(THE EXERCISE) Gather each line of the entries below that includes "dashboard".

(MATERIAL FOR THIS TASK)

-.-.-

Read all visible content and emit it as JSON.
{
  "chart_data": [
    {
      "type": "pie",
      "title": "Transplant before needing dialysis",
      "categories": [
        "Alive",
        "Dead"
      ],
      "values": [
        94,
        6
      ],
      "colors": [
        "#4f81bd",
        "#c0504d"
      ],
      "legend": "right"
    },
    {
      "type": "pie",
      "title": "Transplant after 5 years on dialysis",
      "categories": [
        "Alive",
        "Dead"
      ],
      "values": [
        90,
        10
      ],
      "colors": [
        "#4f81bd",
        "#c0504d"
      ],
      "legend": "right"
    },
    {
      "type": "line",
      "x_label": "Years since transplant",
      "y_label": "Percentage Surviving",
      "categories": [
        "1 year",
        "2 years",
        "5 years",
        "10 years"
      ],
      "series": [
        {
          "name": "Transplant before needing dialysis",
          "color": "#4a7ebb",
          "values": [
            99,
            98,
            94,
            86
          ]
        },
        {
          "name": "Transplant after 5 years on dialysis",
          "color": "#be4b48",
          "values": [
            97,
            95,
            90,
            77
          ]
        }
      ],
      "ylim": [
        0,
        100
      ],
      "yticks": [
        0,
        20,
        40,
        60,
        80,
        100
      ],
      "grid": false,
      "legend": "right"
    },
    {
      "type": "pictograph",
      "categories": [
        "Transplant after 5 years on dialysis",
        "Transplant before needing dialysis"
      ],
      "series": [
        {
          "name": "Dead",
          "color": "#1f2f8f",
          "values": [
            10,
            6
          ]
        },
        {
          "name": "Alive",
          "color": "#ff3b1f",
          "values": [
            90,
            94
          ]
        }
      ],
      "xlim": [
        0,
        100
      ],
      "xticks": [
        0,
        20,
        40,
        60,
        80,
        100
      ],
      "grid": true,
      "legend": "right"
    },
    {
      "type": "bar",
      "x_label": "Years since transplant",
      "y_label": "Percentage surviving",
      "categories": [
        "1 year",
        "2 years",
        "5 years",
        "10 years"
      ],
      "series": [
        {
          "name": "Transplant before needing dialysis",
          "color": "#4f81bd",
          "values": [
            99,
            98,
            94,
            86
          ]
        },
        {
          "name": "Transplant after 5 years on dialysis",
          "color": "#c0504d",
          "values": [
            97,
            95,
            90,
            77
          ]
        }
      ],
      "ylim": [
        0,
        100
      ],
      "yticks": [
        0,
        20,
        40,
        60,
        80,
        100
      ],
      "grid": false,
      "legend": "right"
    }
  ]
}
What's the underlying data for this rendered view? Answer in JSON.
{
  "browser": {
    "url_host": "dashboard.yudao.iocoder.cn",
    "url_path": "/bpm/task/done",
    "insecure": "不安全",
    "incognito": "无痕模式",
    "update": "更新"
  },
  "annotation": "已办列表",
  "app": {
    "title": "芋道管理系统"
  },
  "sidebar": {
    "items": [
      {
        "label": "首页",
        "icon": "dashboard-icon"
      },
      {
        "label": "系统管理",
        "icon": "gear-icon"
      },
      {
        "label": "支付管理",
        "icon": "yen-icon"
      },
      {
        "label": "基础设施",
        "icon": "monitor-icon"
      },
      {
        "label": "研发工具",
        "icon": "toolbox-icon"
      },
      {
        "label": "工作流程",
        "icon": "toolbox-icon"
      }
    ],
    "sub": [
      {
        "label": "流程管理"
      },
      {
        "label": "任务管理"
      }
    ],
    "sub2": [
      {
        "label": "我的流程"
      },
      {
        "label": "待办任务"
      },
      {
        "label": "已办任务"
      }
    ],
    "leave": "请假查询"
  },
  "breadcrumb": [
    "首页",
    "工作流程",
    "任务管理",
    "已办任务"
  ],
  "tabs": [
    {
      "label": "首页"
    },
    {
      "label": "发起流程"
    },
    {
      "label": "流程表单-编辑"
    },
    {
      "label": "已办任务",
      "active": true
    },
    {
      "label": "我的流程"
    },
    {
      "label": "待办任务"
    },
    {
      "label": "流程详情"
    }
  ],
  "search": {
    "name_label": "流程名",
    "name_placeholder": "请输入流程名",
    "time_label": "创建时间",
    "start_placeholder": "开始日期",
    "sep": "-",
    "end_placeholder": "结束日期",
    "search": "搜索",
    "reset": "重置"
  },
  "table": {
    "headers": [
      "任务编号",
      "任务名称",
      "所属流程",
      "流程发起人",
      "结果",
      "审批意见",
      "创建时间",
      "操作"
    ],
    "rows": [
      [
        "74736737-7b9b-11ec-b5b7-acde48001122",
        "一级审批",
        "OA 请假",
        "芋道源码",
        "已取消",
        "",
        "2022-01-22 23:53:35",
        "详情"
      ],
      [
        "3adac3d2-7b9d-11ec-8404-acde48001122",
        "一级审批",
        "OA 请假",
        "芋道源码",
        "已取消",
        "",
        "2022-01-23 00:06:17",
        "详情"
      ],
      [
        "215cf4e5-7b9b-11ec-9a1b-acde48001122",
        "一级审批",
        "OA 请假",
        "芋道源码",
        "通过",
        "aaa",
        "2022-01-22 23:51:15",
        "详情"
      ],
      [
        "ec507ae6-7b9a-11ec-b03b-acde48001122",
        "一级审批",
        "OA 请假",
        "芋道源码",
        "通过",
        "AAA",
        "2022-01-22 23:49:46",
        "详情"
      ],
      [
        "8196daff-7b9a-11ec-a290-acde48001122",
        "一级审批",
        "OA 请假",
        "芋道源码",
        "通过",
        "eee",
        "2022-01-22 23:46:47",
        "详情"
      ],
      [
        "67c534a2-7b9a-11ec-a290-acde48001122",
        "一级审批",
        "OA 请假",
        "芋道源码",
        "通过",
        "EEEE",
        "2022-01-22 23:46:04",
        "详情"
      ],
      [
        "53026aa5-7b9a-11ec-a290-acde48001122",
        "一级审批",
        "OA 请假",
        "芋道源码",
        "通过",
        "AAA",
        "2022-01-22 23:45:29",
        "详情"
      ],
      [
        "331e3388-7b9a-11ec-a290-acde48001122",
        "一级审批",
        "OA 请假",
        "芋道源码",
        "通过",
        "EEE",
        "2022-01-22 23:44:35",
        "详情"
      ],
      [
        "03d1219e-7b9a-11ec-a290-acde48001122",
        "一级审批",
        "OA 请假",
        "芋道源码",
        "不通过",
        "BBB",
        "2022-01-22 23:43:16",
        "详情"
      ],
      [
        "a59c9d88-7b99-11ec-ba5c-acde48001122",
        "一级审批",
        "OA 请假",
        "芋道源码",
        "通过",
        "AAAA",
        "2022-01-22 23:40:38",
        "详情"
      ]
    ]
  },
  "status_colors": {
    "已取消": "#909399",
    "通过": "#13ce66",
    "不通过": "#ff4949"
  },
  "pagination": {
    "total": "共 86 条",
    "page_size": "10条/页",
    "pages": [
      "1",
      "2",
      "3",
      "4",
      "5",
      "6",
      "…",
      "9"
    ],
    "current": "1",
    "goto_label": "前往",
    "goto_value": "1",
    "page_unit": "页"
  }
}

-.-.-

(FULL OUTPUT)
    "url_host": "dashboard.yudao.iocoder.cn",
        "icon": "dashboard-icon"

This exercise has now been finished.